### [Prompt]
Repeat the records word for word, excluding any picture.

++++++++

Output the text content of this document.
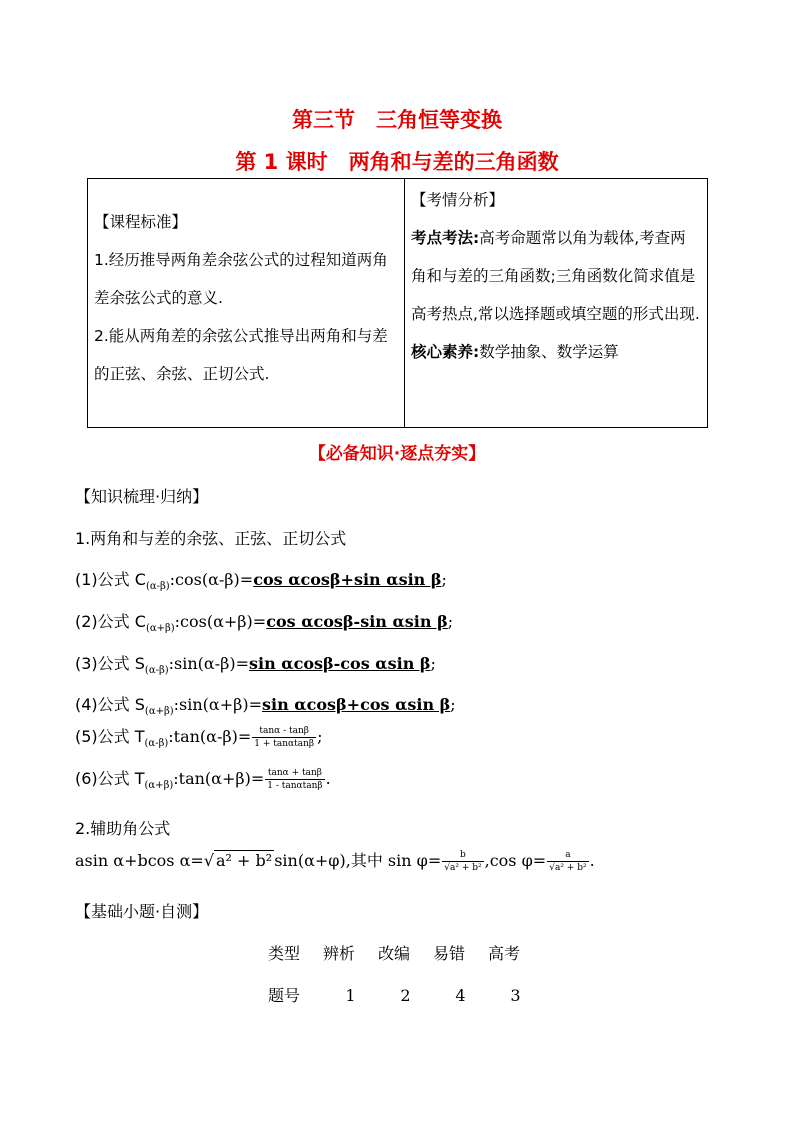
第三节　三角恒等变换
第 1 课时　两角和与差的三角函数
【课程标准】
1.经历推导两角差余弦公式的过程知道两角差余弦公式的意义.
2.能从两角差的余弦公式推导出两角和与差的正弦、余弦、正切公式.

【考情分析】
考点考法:高考命题常以角为载体,考查两角和与差的三角函数;三角函数化简求值是高考热点,常以选择题或填空题的形式出现.
核心素养:数学抽象、数学运算
【必备知识·逐点夯实】
【知识梳理·归纳】
1.两角和与差的余弦、正弦、正切公式
(1)公式 $C_{(\alpha-\beta)}:\cos(\alpha-\beta)=\cos$ αcosβ+sin αsin β;
(2)公式 $C_{(\alpha+\beta)}:\cos(\alpha+\beta)=\cos$ αcosβ-sin αsin β;
(3)公式 $S_{(\alpha-\beta)}:\sin(\alpha-\beta)=\sin$ αcosβ-cos αsin β;
(4)公式 $S_{(\alpha+\beta)}:\sin(\alpha+\beta)=\sin$ αcosβ+cos αsin β;
(5)公式 $T_{(\alpha-\beta)}:\tan(\alpha-\beta)= \frac{\tan\alpha - \tan\beta}{1 + \tan\alpha\tan\beta}$ ;
(6)公式 $T_{(\alpha+\beta)}:\tan(\alpha+\beta)= \frac{\tan\alpha + \tan\beta}{1 - \tan\alpha\tan\beta}$ .
2.辅助角公式
asin α+bcos α=√ a² + b² sin(α+φ),其中 $\sin \varphi= \frac{b}{\text{√a² + b²}} ,\cos$ $\varphi= \frac{a}{\text{√a² + b²}}$ .
【基础小题·自测】
类型 辨析 改编 易错 高考
题号	1	2	4	3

++++++++

### [Task solution]
Output the text content of this document.
第三节　三角恒等变换
第 1 课时　两角和与差的三角函数
【课程标准】
1.经历推导两角差余弦公式的过程知道两角差余弦公式的意义.
2.能从两角差的余弦公式推导出两角和与差的正弦、余弦、正切公式.

【考情分析】
考点考法:高考命题常以角为载体,考查两角和与差的三角函数;三角函数化简求值是高考热点,常以选择题或填空题的形式出现.
核心素养:数学抽象、数学运算
【必备知识·逐点夯实】
【知识梳理·归纳】
1.两角和与差的余弦、正弦、正切公式
(1)公式 $C_{(\alpha-\beta)}:\cos(\alpha-\beta)=\cos$ αcosβ+sin αsin β;
(2)公式 $C_{(\alpha+\beta)}:\cos(\alpha+\beta)=\cos$ αcosβ-sin αsin β;
(3)公式 $S_{(\alpha-\beta)}:\sin(\alpha-\beta)=\sin$ αcosβ-cos αsin β;
(4)公式 $S_{(\alpha+\beta)}:\sin(\alpha+\beta)=\sin$ αcosβ+cos αsin β;
(5)公式 $T_{(\alpha-\beta)}:\tan(\alpha-\beta)= \frac{\tan\alpha - \tan\beta}{1 + \tan\alpha\tan\beta}$ ;
(6)公式 $T_{(\alpha+\beta)}:\tan(\alpha+\beta)= \frac{\tan\alpha + \tan\beta}{1 - \tan\alpha\tan\beta}$ .
2.辅助角公式
asin α+bcos α=√ a² + b² sin(α+φ),其中 $\sin \varphi= \frac{b}{\text{√a² + b²}} ,\cos$ $\varphi= \frac{a}{\text{√a² + b²}}$ .
【基础小题·自测】
类型 辨析 改编 易错 高考
题号	1	2	4	3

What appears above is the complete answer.